◆ What to produce ◆
Extract every line of the material that holds the string "месту".

◆ Data lines ◆
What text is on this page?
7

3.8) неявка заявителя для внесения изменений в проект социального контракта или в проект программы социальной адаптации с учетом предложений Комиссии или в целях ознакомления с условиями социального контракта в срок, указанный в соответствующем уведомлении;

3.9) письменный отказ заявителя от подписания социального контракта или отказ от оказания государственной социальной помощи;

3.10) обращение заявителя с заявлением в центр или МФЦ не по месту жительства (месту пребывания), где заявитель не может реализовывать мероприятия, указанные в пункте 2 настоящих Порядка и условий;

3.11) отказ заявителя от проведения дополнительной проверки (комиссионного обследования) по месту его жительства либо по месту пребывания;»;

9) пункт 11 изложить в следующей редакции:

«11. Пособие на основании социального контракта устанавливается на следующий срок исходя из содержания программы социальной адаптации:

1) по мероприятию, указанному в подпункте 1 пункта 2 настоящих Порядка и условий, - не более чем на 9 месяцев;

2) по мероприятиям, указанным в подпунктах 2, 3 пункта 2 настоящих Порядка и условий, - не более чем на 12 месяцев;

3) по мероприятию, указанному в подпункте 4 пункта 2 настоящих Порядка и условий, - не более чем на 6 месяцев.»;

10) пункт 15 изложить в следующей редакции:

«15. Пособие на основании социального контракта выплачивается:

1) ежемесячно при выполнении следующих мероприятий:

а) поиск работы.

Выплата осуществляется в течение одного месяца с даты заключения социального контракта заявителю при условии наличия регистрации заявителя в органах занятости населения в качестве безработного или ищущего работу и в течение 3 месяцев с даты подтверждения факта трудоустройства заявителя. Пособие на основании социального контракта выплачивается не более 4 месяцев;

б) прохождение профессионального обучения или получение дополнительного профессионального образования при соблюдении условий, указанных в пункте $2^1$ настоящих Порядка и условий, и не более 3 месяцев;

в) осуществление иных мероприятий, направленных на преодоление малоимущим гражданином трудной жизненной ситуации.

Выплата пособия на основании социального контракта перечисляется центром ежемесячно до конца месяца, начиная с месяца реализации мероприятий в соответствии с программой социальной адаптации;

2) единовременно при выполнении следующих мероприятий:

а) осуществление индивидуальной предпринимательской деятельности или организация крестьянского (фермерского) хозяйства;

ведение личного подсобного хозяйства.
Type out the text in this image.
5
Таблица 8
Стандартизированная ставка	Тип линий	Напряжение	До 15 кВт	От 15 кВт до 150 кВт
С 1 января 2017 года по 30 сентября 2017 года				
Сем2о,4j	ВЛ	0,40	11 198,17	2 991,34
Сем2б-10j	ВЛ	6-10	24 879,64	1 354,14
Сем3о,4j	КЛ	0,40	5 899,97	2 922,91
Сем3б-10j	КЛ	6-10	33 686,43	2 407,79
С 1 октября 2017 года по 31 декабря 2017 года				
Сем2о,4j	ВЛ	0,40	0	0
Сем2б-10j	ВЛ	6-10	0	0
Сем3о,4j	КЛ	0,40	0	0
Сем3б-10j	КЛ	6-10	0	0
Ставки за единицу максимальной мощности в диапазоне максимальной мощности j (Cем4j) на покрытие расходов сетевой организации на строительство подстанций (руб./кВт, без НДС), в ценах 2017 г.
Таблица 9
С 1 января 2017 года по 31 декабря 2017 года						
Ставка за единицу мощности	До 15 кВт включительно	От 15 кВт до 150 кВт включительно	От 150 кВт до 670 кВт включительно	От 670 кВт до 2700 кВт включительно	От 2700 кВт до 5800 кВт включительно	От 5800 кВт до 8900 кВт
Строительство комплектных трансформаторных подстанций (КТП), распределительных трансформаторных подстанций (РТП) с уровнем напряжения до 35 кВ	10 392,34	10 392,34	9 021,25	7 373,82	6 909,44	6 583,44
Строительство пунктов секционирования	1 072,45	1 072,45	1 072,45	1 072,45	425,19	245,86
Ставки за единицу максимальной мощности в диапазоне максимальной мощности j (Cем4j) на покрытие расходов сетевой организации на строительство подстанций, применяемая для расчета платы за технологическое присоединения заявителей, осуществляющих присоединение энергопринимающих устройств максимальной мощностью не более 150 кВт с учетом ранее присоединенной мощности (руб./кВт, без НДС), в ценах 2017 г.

◆ Exercise response ◆
3.10) обращение заявителя с заявлением в центр или МФЦ не по месту жительства (месту пребывания), где заявитель не может реализовывать мероприятия, указанные в пункте 2 настоящих Порядка и условий;
3.11) отказ заявителя от проведения дополнительной проверки (комиссионного обследования) по месту его жительства либо по месту пребывания;»;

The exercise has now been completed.